Objectif énoncé:
Restituez intégralement, sans en modifier un seul mot, le texte consacré aux métiers d'enseignant et de formateur.

Extrait cité:
□ □ □ □ □
Éducation nationale, Enseignement agricole, Enseignement supérieur, Jeunesse et Sports, formation initiale ou continue face à des enfants, des adolescents ou des adultes : des publics d'apprenants a priori distincts, mais y a-t-il deux métiers différents, celui d’enseignant et celui de formateur ?
Le Sgen-CFDT est un syndicat général. Il syndique notamment toutes les catégories de personnels exerçant des missions de formation initiale ou continue face à des enfants, des adolescents ou des adultes, que ce soit dans l’Éducation nationale, l’Enseignement agricole public, l’Enseignement supérieur ou la Jeunesse et les Sports.
Face à des publics à priori distincts d’apprenants, y a-t-il deux métiers différents, celui d’enseignant et celui de formateur, ou au contraire un seul, fondé sur des gestes professionnels communs ?
Groupements d’établissements (Greta)
De l’importance du métier de formateur…
Activités satellites de l’Éducation nationale, la formation continue des adultes a, de tout temps, été le terrain d’expérimentations pédagogiques. Loin de reproduire les canons de la formation initiale, la nature des publics et de leurs besoins, les financeurs et leurs exigences ont façonné un creuset dans lequel ont pu voir le jour des réponses pédagogiques individualisées, personnalisées, intégrant la validation des acquis et de l’expérience (VAE) dans des parcours modulaires diversifiés.
Que ce soit de la part de collègues titulaires en postes gagés ou en heures supplémentaires ou plus généralement de collègues sous statut de contractuel, la souplesse et l’innovation des réponses apportées par les Greta ont su faire de ce réseau le premier opérateur français de formation continue sur les territoires.
□ □ □ □ □
Relevés:
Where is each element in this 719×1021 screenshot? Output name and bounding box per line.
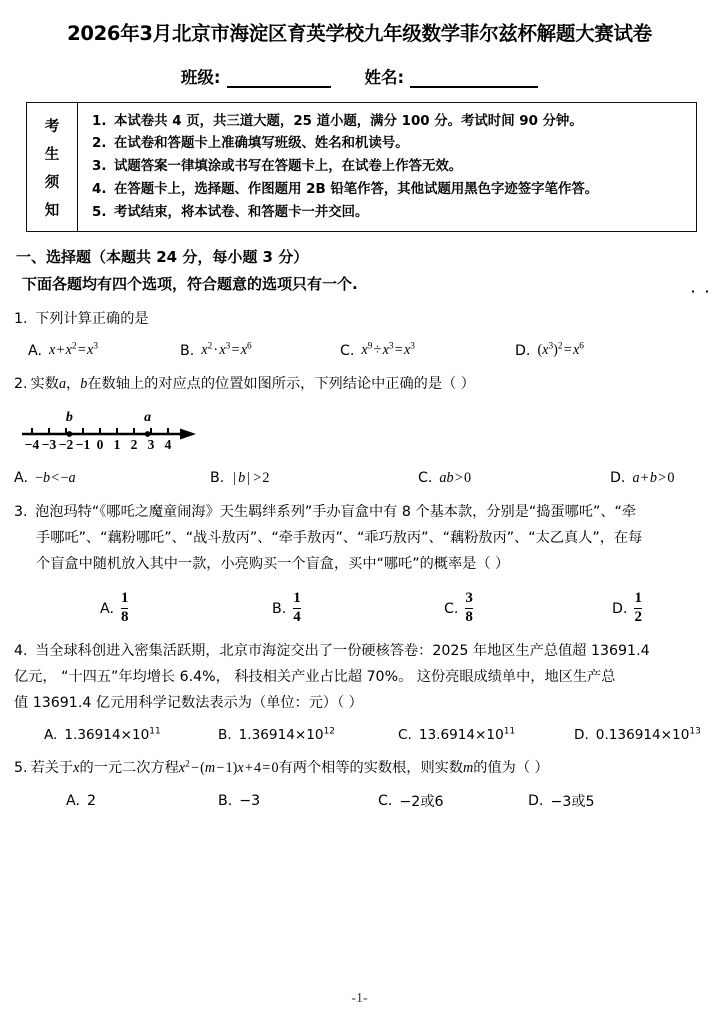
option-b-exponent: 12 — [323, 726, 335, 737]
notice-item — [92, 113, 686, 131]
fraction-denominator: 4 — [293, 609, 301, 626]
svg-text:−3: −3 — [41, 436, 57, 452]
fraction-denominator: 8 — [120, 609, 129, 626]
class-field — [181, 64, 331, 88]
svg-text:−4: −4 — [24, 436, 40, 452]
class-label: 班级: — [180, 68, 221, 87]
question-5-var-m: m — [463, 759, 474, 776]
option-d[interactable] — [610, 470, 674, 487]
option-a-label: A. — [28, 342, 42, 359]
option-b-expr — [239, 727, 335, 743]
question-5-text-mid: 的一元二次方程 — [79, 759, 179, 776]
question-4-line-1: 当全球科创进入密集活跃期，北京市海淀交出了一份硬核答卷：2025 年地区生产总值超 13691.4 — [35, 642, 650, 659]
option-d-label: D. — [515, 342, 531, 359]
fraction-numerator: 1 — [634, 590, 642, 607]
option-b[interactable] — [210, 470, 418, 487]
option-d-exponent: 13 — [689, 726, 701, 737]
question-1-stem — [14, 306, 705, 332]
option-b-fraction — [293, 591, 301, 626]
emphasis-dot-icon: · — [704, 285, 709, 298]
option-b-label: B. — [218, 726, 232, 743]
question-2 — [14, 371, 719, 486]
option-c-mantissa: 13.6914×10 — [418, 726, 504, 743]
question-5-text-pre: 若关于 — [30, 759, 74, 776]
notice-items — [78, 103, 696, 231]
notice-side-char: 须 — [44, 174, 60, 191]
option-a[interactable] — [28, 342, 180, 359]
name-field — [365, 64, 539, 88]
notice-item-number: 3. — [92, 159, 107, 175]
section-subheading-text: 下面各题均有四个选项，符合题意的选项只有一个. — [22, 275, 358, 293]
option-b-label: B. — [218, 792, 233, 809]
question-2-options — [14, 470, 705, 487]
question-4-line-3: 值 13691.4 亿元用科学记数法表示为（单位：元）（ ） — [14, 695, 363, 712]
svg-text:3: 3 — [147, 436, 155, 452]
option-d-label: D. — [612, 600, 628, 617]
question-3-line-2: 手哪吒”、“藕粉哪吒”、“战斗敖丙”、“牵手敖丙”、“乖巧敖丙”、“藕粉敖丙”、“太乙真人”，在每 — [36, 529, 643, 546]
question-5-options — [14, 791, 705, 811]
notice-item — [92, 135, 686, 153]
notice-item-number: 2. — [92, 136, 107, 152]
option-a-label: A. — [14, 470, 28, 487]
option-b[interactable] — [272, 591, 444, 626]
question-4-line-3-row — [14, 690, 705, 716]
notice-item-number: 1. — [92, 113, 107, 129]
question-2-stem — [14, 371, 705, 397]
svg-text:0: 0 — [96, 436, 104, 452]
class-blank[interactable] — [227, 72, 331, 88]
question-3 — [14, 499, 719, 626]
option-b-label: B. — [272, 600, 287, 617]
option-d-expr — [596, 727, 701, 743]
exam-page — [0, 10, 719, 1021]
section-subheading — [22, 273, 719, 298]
□ □ □ □ □
Corrigé de l'exercice:
Éducation nationale, Enseignement agricole, Enseignement supérieur, Jeunesse et Sports, formation initiale ou continue face à des enfants, des adolescents ou des adultes : des publics d'apprenants a priori distincts, mais y a-t-il deux métiers différents, celui d’enseignant et celui de formateur ?
Le Sgen-CFDT est un syndicat général. Il syndique notamment toutes les catégories de personnels exerçant des missions de formation initiale ou continue face à des enfants, des adolescents ou des adultes, que ce soit dans l’Éducation nationale, l’Enseignement agricole public, l’Enseignement supérieur ou la Jeunesse et les Sports.
Face à des publics à priori distincts d’apprenants, y a-t-il deux métiers différents, celui d’enseignant et celui de formateur, ou au contraire un seul, fondé sur des gestes professionnels communs ?
Groupements d’établissements (Greta)
De l’importance du métier de formateur…
Activités satellites de l’Éducation nationale, la formation continue des adultes a, de tout temps, été le terrain d’expérimentations pédagogiques. Loin de reproduire les canons de la formation initiale, la nature des publics et de leurs besoins, les financeurs et leurs exigences ont façonné un creuset dans lequel ont pu voir le jour des réponses pédagogiques individualisées, personnalisées, intégrant la validation des acquis et de l’expérience (VAE) dans des parcours modulaires diversifiés.
Que ce soit de la part de collègues titulaires en postes gagés ou en heures supplémentaires ou plus généralement de collègues sous statut de contractuel, la souplesse et l’innovation des réponses apportées par les Greta ont su faire de ce réseau le premier opérateur français de formation continue sur les territoires.